**Excerpts from a figure dataset**
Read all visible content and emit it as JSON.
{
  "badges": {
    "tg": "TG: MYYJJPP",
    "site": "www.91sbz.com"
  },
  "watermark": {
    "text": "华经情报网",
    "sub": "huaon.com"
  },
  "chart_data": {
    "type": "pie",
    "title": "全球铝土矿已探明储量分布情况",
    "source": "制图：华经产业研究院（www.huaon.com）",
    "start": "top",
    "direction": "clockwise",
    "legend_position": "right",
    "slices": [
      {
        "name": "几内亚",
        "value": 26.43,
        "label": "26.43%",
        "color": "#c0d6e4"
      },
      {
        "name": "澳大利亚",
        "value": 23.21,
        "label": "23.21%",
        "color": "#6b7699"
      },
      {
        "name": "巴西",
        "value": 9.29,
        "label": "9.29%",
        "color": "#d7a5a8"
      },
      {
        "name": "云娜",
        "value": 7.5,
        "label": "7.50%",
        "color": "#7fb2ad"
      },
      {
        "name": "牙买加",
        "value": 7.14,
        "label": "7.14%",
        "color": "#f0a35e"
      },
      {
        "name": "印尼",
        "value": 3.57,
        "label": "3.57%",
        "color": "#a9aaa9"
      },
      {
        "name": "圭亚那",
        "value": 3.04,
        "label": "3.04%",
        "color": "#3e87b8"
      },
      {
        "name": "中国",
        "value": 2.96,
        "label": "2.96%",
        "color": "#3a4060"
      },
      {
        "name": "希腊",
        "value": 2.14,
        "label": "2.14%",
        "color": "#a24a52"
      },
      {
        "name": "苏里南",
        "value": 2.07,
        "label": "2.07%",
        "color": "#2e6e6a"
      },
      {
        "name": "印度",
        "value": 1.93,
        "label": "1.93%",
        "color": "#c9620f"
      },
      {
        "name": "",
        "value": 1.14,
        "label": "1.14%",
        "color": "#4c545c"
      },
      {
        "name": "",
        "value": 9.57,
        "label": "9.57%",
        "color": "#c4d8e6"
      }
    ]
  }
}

**Directions**
Return the material in full, exactly as shown.

**Worked solution**
Read all visible content and emit it as JSON.
{
  "badges": {
    "tg": "TG: MYYJJPP",
    "site": "www.91sbz.com"
  },
  "watermark": {
    "text": "华经情报网",
    "sub": "huaon.com"
  },
  "chart_data": {
    "type": "pie",
    "title": "全球铝土矿已探明储量分布情况",
    "source": "制图：华经产业研究院（www.huaon.com）",
    "start": "top",
    "direction": "clockwise",
    "legend_position": "right",
    "slices": [
      {
        "name": "几内亚",
        "value": 26.43,
        "label": "26.43%",
        "color": "#c0d6e4"
      },
      {
        "name": "澳大利亚",
        "value": 23.21,
        "label": "23.21%",
        "color": "#6b7699"
      },
      {
        "name": "巴西",
        "value": 9.29,
        "label": "9.29%",
        "color": "#d7a5a8"
      },
      {
        "name": "云娜",
        "value": 7.5,
        "label": "7.50%",
        "color": "#7fb2ad"
      },
      {
        "name": "牙买加",
        "value": 7.14,
        "label": "7.14%",
        "color": "#f0a35e"
      },
      {
        "name": "印尼",
        "value": 3.57,
        "label": "3.57%",
        "color": "#a9aaa9"
      },
      {
        "name": "圭亚那",
        "value": 3.04,
        "label": "3.04%",
        "color": "#3e87b8"
      },
      {
        "name": "中国",
        "value": 2.96,
        "label": "2.96%",
        "color": "#3a4060"
      },
      {
        "name": "希腊",
        "value": 2.14,
        "label": "2.14%",
        "color": "#a24a52"
      },
      {
        "name": "苏里南",
        "value": 2.07,
        "label": "2.07%",
        "color": "#2e6e6a"
      },
      {
        "name": "印度",
        "value": 1.93,
        "label": "1.93%",
        "color": "#c9620f"
      },
      {
        "name": "",
        "value": 1.14,
        "label": "1.14%",
        "color": "#4c545c"
      },
      {
        "name": "",
        "value": 9.57,
        "label": "9.57%",
        "color": "#c4d8e6"
      }
    ]
  }
}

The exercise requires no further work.